*SELECTED EXTRACT:*

====================

Because vendor algorithms and software builds are periodically updated, the reliability and agreement of AI-assisted cephalometric tools should be re-evaluated over time. In this context, the present four-arm design may serve as a useful framework for periodic re-validation studies.
In interpreting the present findings, manual tracing was considered the conventional clinician-dependent reference workflow for agreement analyses. As an independent absolute reference standard was not available, the results primarily characterize agreement among the evaluated workflows rather than absolute measurement accuracy.
The strengths of this study include the simultaneous comparison of manual, semi-automated, and fully automated workflows under identical imaging and calibration conditions. Although the final primary analytic sample met the a priori calculated minimum sample size for the planned intermethod comparisons, its limited size may reduce the precision of parameter-specific estimates and restrict the generalizability of the findings. All human-dependent tracings were performed by a single examiner with 10 years of experience, which ensured procedural standardization and reduced inter-observer variation as a source of noise. However, although the use of a single experienced examiner improved standardization, it may also have limited the external generalizability of the findings. Landmark identification remains operator dependent, and the observed agreement between human-dependent and AI-assisted workflows may differ when assessments are performed by clinicians with different levels of experience. Therefore, the present findings should be interpreted as reflecting a standardized single-examiner setting rather than a multi-operator clinical environment. The absence of an inter-observer reliability assessment thus represents a methodological limitation.
A further limitation is that intramethod repeatability was evaluated in a relatively small randomly selected subset of eight radiographs based on the initial statistical planning approach. Although this assessment provided supportive information regarding within-workflow repeatability, the precision and generalizability of the ICC estimates may be limited by the size of the repeated-measurement subset. Therefore, the repeatability findings should be interpreted cautiously.
An additional limitation concerns the WebCeph+ adjustment workflow. Although each tracing workflow was completed separately rather than in parallel, and landmarks were corrected only when they were judged to be clearly misplaced on visual inspection of the source image, the investigator performing the corrections was not formally blinded to the outputs of the other methods. Therefore, confirmation bias cannot be fully excluded. Prior familiarity with manual and Dolphin tracings may have influenced the correction process to some extent.
Additional limitations include the single-center design, the absence of subgroup analyses according to malocclusion type, and unresolved data-security considerations related to web-based platforms. Although the radiograph-level exclusion of cases containing statistically extreme values was planned a priori and applied to preserve within-subject consistency across method comparisons, the possibility that this procedure excluded more challenging cases and thereby limited the generalizability of the findings cannot be entirely excluded. Future studies should incorporate multiple examiners to quantify inter-observer agreement, apply blinded correction protocols with multiple independent experts, and evaluate AI performance under non-ideal imaging conditions such as poor superimposition, asymmetry, and motion artefacts, which more closely reflect routine clinical variability.
In summary, fully automated cephalometric analysis was not fully interchangeable with manual or semi-automated methods across all parameters in the present study. However, expert-assisted adjustment improved the agreement of AI-generated measurements with clinician-dependent workflows in the present dataset, although residual individual-level variability remained for selected parameters, suggesting that AI may currently be more appropriately used as a clinician-supervised supportive tool rather than as a stand-alone substitute.

====================

*RECORD SET:*
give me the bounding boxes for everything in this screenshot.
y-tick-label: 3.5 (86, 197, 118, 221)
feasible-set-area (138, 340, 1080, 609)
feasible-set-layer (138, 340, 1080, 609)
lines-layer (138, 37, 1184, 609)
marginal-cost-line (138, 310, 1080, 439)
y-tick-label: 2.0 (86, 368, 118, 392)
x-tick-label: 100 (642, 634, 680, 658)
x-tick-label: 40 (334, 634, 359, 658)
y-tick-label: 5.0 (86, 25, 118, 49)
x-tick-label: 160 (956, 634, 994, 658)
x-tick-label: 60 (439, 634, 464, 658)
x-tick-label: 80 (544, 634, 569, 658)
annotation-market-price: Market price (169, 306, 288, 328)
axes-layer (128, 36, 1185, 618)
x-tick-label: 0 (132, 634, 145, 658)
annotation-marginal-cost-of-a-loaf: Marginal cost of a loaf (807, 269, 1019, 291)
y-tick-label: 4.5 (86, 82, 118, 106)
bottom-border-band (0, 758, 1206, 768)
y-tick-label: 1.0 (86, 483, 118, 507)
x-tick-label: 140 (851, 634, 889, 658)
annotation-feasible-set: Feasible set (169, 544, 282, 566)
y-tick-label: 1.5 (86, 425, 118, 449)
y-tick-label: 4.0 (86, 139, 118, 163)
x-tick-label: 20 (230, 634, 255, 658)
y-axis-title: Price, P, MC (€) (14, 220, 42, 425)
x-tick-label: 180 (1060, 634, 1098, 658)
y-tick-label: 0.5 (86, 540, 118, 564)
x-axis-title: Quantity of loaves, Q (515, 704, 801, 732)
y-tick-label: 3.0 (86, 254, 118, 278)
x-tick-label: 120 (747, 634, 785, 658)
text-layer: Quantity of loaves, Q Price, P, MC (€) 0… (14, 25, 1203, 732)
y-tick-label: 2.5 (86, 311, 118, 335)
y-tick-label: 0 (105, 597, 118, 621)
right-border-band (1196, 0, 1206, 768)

====================

*TASK:* From the passage on cephalometric workflows, reproduce the part that opens with the words containing "Because vendor algorithms" and closes with "periodic re-validation studies.", swapping "software builds" for "program versions".

*YOUR SOLUTION:*
Because vendor algorithms and program versions are periodically updated, the reliability and agreement of AI-assisted cephalometric tools should be re-evaluated over time. In this context, the present four-arm design may serve as a useful framework for periodic re-validation studies.